TASK » Would you transcribe all of the data exactly, down to the last character?

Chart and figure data
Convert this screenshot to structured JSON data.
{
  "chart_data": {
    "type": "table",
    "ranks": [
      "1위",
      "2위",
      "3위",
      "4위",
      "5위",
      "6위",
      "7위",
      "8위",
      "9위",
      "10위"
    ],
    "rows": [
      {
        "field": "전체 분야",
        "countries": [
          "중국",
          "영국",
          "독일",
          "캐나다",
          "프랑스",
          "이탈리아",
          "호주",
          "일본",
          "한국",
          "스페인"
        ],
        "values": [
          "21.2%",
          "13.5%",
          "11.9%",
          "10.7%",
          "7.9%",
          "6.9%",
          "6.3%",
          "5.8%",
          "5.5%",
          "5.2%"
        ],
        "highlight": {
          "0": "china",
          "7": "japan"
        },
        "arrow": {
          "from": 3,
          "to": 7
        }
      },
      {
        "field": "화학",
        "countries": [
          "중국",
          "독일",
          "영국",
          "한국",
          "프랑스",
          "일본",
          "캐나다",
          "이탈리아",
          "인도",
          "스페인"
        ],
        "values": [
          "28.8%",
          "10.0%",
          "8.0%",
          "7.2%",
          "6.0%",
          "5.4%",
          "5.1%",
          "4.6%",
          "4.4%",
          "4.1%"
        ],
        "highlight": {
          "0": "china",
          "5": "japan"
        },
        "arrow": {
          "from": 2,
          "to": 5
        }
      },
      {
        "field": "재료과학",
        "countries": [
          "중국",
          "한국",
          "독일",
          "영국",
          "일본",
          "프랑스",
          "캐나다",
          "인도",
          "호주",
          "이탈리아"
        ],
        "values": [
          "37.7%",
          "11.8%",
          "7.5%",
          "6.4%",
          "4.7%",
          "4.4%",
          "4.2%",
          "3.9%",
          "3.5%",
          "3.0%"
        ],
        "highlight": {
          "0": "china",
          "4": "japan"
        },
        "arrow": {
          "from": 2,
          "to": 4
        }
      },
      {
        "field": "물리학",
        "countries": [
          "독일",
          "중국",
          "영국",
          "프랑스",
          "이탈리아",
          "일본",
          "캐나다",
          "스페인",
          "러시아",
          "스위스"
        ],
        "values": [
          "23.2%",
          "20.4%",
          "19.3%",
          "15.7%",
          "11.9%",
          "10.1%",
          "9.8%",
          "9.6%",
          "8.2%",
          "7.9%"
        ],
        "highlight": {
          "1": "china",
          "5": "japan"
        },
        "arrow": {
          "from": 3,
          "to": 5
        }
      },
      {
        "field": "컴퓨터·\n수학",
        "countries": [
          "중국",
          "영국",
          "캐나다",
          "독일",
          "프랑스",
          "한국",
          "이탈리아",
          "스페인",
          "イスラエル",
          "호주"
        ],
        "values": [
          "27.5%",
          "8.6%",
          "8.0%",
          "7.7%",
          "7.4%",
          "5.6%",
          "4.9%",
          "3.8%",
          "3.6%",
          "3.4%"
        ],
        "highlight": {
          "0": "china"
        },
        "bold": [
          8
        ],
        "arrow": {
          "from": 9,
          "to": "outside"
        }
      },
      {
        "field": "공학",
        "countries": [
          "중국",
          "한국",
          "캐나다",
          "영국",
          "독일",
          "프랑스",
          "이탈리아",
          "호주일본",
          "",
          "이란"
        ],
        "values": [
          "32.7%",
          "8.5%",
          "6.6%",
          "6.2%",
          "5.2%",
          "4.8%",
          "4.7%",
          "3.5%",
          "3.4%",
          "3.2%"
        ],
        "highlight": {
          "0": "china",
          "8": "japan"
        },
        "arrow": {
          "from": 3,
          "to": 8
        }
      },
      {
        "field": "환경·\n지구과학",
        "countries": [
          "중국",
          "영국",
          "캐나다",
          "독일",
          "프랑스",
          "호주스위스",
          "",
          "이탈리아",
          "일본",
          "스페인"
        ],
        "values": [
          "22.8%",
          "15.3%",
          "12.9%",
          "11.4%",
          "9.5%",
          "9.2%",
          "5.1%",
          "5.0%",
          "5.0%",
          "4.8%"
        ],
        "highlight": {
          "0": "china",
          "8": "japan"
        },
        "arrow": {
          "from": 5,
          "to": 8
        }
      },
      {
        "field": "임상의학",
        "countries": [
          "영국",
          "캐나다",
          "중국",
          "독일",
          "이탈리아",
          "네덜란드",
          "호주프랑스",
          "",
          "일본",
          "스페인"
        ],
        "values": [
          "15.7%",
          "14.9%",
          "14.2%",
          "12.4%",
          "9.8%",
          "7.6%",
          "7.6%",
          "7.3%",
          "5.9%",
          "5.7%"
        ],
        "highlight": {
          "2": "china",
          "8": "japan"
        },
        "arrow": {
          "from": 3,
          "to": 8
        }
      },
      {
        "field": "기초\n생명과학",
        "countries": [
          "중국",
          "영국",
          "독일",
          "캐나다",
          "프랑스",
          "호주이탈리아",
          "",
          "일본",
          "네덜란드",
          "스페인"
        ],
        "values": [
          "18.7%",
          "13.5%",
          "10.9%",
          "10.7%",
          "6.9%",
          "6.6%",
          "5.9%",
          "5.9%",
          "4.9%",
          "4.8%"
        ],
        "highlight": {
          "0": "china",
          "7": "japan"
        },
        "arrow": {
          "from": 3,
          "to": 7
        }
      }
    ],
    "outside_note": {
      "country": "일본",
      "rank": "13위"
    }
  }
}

SOLUTION FOR THIS TASK »
Convert this screenshot to structured JSON data.
{
  "chart_data": {
    "type": "table",
    "ranks": [
      "1위",
      "2위",
      "3위",
      "4위",
      "5위",
      "6위",
      "7위",
      "8위",
      "9위",
      "10위"
    ],
    "rows": [
      {
        "field": "전체 분야",
        "countries": [
          "중국",
          "영국",
          "독일",
          "캐나다",
          "프랑스",
          "이탈리아",
          "호주",
          "일본",
          "한국",
          "스페인"
        ],
        "values": [
          "21.2%",
          "13.5%",
          "11.9%",
          "10.7%",
          "7.9%",
          "6.9%",
          "6.3%",
          "5.8%",
          "5.5%",
          "5.2%"
        ],
        "highlight": {
          "0": "china",
          "7": "japan"
        },
        "arrow": {
          "from": 3,
          "to": 7
        }
      },
      {
        "field": "화학",
        "countries": [
          "중국",
          "독일",
          "영국",
          "한국",
          "프랑스",
          "일본",
          "캐나다",
          "이탈리아",
          "인도",
          "스페인"
        ],
        "values": [
          "28.8%",
          "10.0%",
          "8.0%",
          "7.2%",
          "6.0%",
          "5.4%",
          "5.1%",
          "4.6%",
          "4.4%",
          "4.1%"
        ],
        "highlight": {
          "0": "china",
          "5": "japan"
        },
        "arrow": {
          "from": 2,
          "to": 5
        }
      },
      {
        "field": "재료과학",
        "countries": [
          "중국",
          "한국",
          "독일",
          "영국",
          "일본",
          "프랑스",
          "캐나다",
          "인도",
          "호주",
          "이탈리아"
        ],
        "values": [
          "37.7%",
          "11.8%",
          "7.5%",
          "6.4%",
          "4.7%",
          "4.4%",
          "4.2%",
          "3.9%",
          "3.5%",
          "3.0%"
        ],
        "highlight": {
          "0": "china",
          "4": "japan"
        },
        "arrow": {
          "from": 2,
          "to": 4
        }
      },
      {
        "field": "물리학",
        "countries": [
          "독일",
          "중국",
          "영국",
          "프랑스",
          "이탈리아",
          "일본",
          "캐나다",
          "스페인",
          "러시아",
          "스위스"
        ],
        "values": [
          "23.2%",
          "20.4%",
          "19.3%",
          "15.7%",
          "11.9%",
          "10.1%",
          "9.8%",
          "9.6%",
          "8.2%",
          "7.9%"
        ],
        "highlight": {
          "1": "china",
          "5": "japan"
        },
        "arrow": {
          "from": 3,
          "to": 5
        }
      },
      {
        "field": "컴퓨터·\n수학",
        "countries": [
          "중국",
          "영국",
          "캐나다",
          "독일",
          "프랑스",
          "한국",
          "이탈리아",
          "스페인",
          "イスラエル",
          "호주"
        ],
        "values": [
          "27.5%",
          "8.6%",
          "8.0%",
          "7.7%",
          "7.4%",
          "5.6%",
          "4.9%",
          "3.8%",
          "3.6%",
          "3.4%"
        ],
        "highlight": {
          "0": "china"
        },
        "bold": [
          8
        ],
        "arrow": {
          "from": 9,
          "to": "outside"
        }
      },
      {
        "field": "공학",
        "countries": [
          "중국",
          "한국",
          "캐나다",
          "영국",
          "독일",
          "프랑스",
          "이탈리아",
          "호주일본",
          "",
          "이란"
        ],
        "values": [
          "32.7%",
          "8.5%",
          "6.6%",
          "6.2%",
          "5.2%",
          "4.8%",
          "4.7%",
          "3.5%",
          "3.4%",
          "3.2%"
        ],
        "highlight": {
          "0": "china",
          "8": "japan"
        },
        "arrow": {
          "from": 3,
          "to": 8
        }
      },
      {
        "field": "환경·\n지구과학",
        "countries": [
          "중국",
          "영국",
          "캐나다",
          "독일",
          "프랑스",
          "호주스위스",
          "",
          "이탈리아",
          "일본",
          "스페인"
        ],
        "values": [
          "22.8%",
          "15.3%",
          "12.9%",
          "11.4%",
          "9.5%",
          "9.2%",
          "5.1%",
          "5.0%",
          "5.0%",
          "4.8%"
        ],
        "highlight": {
          "0": "china",
          "8": "japan"
        },
        "arrow": {
          "from": 5,
          "to": 8
        }
      },
      {
        "field": "임상의학",
        "countries": [
          "영국",
          "캐나다",
          "중국",
          "독일",
          "이탈리아",
          "네덜란드",
          "호주프랑스",
          "",
          "일본",
          "스페인"
        ],
        "values": [
          "15.7%",
          "14.9%",
          "14.2%",
          "12.4%",
          "9.8%",
          "7.6%",
          "7.6%",
          "7.3%",
          "5.9%",
          "5.7%"
        ],
        "highlight": {
          "2": "china",
          "8": "japan"
        },
        "arrow": {
          "from": 3,
          "to": 8
        }
      },
      {
        "field": "기초\n생명과학",
        "countries": [
          "중국",
          "영국",
          "독일",
          "캐나다",
          "프랑스",
          "호주이탈리아",
          "",
          "일본",
          "네덜란드",
          "스페인"
        ],
        "values": [
          "18.7%",
          "13.5%",
          "10.9%",
          "10.7%",
          "6.9%",
          "6.6%",
          "5.9%",
          "5.9%",
          "4.9%",
          "4.8%"
        ],
        "highlight": {
          "0": "china",
          "7": "japan"
        },
        "arrow": {
          "from": 3,
          "to": 7
        }
      }
    ],
    "outside_note": {
      "country": "일본",
      "rank": "13위"
    }
  }
}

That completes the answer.